## Exercise data:
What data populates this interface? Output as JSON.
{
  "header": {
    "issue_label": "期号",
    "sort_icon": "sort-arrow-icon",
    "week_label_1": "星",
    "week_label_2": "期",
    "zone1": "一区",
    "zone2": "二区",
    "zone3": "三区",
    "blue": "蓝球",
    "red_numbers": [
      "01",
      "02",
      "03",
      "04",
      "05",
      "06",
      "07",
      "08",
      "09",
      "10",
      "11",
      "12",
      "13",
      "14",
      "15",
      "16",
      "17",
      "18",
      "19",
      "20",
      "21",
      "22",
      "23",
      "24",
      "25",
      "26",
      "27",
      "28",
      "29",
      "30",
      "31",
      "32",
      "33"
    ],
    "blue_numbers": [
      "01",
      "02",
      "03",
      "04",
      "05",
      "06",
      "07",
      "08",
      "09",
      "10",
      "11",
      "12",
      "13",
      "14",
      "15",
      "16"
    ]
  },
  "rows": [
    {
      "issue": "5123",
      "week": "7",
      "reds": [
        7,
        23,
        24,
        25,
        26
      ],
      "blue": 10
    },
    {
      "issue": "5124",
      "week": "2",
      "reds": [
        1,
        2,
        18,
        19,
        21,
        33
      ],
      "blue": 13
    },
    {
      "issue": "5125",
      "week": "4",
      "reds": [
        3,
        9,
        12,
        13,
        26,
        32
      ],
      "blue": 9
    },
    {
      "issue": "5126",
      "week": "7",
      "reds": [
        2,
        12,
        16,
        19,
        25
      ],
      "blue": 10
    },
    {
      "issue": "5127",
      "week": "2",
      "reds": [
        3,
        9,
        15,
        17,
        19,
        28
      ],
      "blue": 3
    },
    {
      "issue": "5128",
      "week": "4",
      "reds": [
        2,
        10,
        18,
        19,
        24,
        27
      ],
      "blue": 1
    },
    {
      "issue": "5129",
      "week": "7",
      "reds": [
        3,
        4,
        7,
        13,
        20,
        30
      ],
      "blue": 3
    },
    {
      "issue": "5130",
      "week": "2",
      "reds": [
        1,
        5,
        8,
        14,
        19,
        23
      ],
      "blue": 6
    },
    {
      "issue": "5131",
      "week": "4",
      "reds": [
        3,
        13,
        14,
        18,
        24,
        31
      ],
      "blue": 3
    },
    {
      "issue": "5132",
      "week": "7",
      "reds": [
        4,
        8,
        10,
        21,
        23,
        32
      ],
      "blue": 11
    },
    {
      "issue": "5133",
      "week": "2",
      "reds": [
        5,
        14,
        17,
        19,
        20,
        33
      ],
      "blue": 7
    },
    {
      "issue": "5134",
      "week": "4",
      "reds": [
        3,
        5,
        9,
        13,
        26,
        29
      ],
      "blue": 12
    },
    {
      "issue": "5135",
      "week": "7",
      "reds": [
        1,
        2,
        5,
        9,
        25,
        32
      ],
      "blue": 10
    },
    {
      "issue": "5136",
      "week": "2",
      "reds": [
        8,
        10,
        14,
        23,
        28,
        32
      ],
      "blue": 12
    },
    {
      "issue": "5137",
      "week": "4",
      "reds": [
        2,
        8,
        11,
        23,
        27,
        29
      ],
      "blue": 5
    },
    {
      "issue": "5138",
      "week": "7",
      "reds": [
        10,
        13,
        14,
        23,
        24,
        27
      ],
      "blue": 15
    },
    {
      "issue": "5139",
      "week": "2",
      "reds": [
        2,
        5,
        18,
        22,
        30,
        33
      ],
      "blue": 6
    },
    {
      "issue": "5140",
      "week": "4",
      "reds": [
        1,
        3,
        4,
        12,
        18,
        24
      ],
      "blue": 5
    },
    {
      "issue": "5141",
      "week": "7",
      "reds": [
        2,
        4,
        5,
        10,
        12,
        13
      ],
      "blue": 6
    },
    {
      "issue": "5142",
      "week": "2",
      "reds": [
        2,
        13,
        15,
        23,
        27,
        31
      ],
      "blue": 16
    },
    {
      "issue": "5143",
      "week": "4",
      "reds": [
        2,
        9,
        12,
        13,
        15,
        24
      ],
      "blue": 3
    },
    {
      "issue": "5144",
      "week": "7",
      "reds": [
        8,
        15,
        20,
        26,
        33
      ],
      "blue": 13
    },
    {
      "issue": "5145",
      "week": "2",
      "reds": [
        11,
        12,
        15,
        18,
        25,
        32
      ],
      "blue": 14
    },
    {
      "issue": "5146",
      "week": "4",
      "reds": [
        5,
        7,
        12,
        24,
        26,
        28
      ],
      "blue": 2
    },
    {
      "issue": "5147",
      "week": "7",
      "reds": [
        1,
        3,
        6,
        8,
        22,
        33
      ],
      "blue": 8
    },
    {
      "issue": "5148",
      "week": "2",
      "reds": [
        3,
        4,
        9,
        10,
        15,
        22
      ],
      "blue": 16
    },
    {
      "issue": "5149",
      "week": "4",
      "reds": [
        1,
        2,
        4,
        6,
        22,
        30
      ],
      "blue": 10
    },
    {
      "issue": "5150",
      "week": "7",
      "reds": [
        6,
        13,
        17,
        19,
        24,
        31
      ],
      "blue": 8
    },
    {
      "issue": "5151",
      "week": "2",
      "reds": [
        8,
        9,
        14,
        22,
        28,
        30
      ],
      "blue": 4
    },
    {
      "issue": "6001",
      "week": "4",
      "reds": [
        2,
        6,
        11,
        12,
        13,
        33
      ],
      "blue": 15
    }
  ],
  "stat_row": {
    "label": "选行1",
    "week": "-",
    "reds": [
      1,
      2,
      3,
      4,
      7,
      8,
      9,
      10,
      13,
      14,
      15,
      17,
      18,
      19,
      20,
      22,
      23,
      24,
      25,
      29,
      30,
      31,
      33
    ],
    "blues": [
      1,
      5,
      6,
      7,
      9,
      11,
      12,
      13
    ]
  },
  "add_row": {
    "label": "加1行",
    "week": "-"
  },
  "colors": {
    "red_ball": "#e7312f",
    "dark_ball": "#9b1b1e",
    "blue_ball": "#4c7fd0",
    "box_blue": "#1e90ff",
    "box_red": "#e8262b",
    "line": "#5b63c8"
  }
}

## Directions:
All the entries above need to be reproduced exactly.

## Result of the task:
What data populates this interface? Output as JSON.
{
  "header": {
    "issue_label": "期号",
    "sort_icon": "sort-arrow-icon",
    "week_label_1": "星",
    "week_label_2": "期",
    "zone1": "一区",
    "zone2": "二区",
    "zone3": "三区",
    "blue": "蓝球",
    "red_numbers": [
      "01",
      "02",
      "03",
      "04",
      "05",
      "06",
      "07",
      "08",
      "09",
      "10",
      "11",
      "12",
      "13",
      "14",
      "15",
      "16",
      "17",
      "18",
      "19",
      "20",
      "21",
      "22",
      "23",
      "24",
      "25",
      "26",
      "27",
      "28",
      "29",
      "30",
      "31",
      "32",
      "33"
    ],
    "blue_numbers": [
      "01",
      "02",
      "03",
      "04",
      "05",
      "06",
      "07",
      "08",
      "09",
      "10",
      "11",
      "12",
      "13",
      "14",
      "15",
      "16"
    ]
  },
  "rows": [
    {
      "issue": "5123",
      "week": "7",
      "reds": [
        7,
        23,
        24,
        25,
        26
      ],
      "blue": 10
    },
    {
      "issue": "5124",
      "week": "2",
      "reds": [
        1,
        2,
        18,
        19,
        21,
        33
      ],
      "blue": 13
    },
    {
      "issue": "5125",
      "week": "4",
      "reds": [
        3,
        9,
        12,
        13,
        26,
        32
      ],
      "blue": 9
    },
    {
      "issue": "5126",
      "week": "7",
      "reds": [
        2,
        12,
        16,
        19,
        25
      ],
      "blue": 10
    },
    {
      "issue": "5127",
      "week": "2",
      "reds": [
        3,
        9,
        15,
        17,
        19,
        28
      ],
      "blue": 3
    },
    {
      "issue": "5128",
      "week": "4",
      "reds": [
        2,
        10,
        18,
        19,
        24,
        27
      ],
      "blue": 1
    },
    {
      "issue": "5129",
      "week": "7",
      "reds": [
        3,
        4,
        7,
        13,
        20,
        30
      ],
      "blue": 3
    },
    {
      "issue": "5130",
      "week": "2",
      "reds": [
        1,
        5,
        8,
        14,
        19,
        23
      ],
      "blue": 6
    },
    {
      "issue": "5131",
      "week": "4",
      "reds": [
        3,
        13,
        14,
        18,
        24,
        31
      ],
      "blue": 3
    },
    {
      "issue": "5132",
      "week": "7",
      "reds": [
        4,
        8,
        10,
        21,
        23,
        32
      ],
      "blue": 11
    },
    {
      "issue": "5133",
      "week": "2",
      "reds": [
        5,
        14,
        17,
        19,
        20,
        33
      ],
      "blue": 7
    },
    {
      "issue": "5134",
      "week": "4",
      "reds": [
        3,
        5,
        9,
        13,
        26,
        29
      ],
      "blue": 12
    },
    {
      "issue": "5135",
      "week": "7",
      "reds": [
        1,
        2,
        5,
        9,
        25,
        32
      ],
      "blue": 10
    },
    {
      "issue": "5136",
      "week": "2",
      "reds": [
        8,
        10,
        14,
        23,
        28,
        32
      ],
      "blue": 12
    },
    {
      "issue": "5137",
      "week": "4",
      "reds": [
        2,
        8,
        11,
        23,
        27,
        29
      ],
      "blue": 5
    },
    {
      "issue": "5138",
      "week": "7",
      "reds": [
        10,
        13,
        14,
        23,
        24,
        27
      ],
      "blue": 15
    },
    {
      "issue": "5139",
      "week": "2",
      "reds": [
        2,
        5,
        18,
        22,
        30,
        33
      ],
      "blue": 6
    },
    {
      "issue": "5140",
      "week": "4",
      "reds": [
        1,
        3,
        4,
        12,
        18,
        24
      ],
      "blue": 5
    },
    {
      "issue": "5141",
      "week": "7",
      "reds": [
        2,
        4,
        5,
        10,
        12,
        13
      ],
      "blue": 6
    },
    {
      "issue": "5142",
      "week": "2",
      "reds": [
        2,
        13,
        15,
        23,
        27,
        31
      ],
      "blue": 16
    },
    {
      "issue": "5143",
      "week": "4",
      "reds": [
        2,
        9,
        12,
        13,
        15,
        24
      ],
      "blue": 3
    },
    {
      "issue": "5144",
      "week": "7",
      "reds": [
        8,
        15,
        20,
        26,
        33
      ],
      "blue": 13
    },
    {
      "issue": "5145",
      "week": "2",
      "reds": [
        11,
        12,
        15,
        18,
        25,
        32
      ],
      "blue": 14
    },
    {
      "issue": "5146",
      "week": "4",
      "reds": [
        5,
        7,
        12,
        24,
        26,
        28
      ],
      "blue": 2
    },
    {
      "issue": "5147",
      "week": "7",
      "reds": [
        1,
        3,
        6,
        8,
        22,
        33
      ],
      "blue": 8
    },
    {
      "issue": "5148",
      "week": "2",
      "reds": [
        3,
        4,
        9,
        10,
        15,
        22
      ],
      "blue": 16
    },
    {
      "issue": "5149",
      "week": "4",
      "reds": [
        1,
        2,
        4,
        6,
        22,
        30
      ],
      "blue": 10
    },
    {
      "issue": "5150",
      "week": "7",
      "reds": [
        6,
        13,
        17,
        19,
        24,
        31
      ],
      "blue": 8
    },
    {
      "issue": "5151",
      "week": "2",
      "reds": [
        8,
        9,
        14,
        22,
        28,
        30
      ],
      "blue": 4
    },
    {
      "issue": "6001",
      "week": "4",
      "reds": [
        2,
        6,
        11,
        12,
        13,
        33
      ],
      "blue": 15
    }
  ],
  "stat_row": {
    "label": "选行1",
    "week": "-",
    "reds": [
      1,
      2,
      3,
      4,
      7,
      8,
      9,
      10,
      13,
      14,
      15,
      17,
      18,
      19,
      20,
      22,
      23,
      24,
      25,
      29,
      30,
      31,
      33
    ],
    "blues": [
      1,
      5,
      6,
      7,
      9,
      11,
      12,
      13
    ]
  },
  "add_row": {
    "label": "加1行",
    "week": "-"
  },
  "colors": {
    "red_ball": "#e7312f",
    "dark_ball": "#9b1b1e",
    "blue_ball": "#4c7fd0",
    "box_blue": "#1e90ff",
    "box_red": "#e8262b",
    "line": "#5b63c8"
  }
}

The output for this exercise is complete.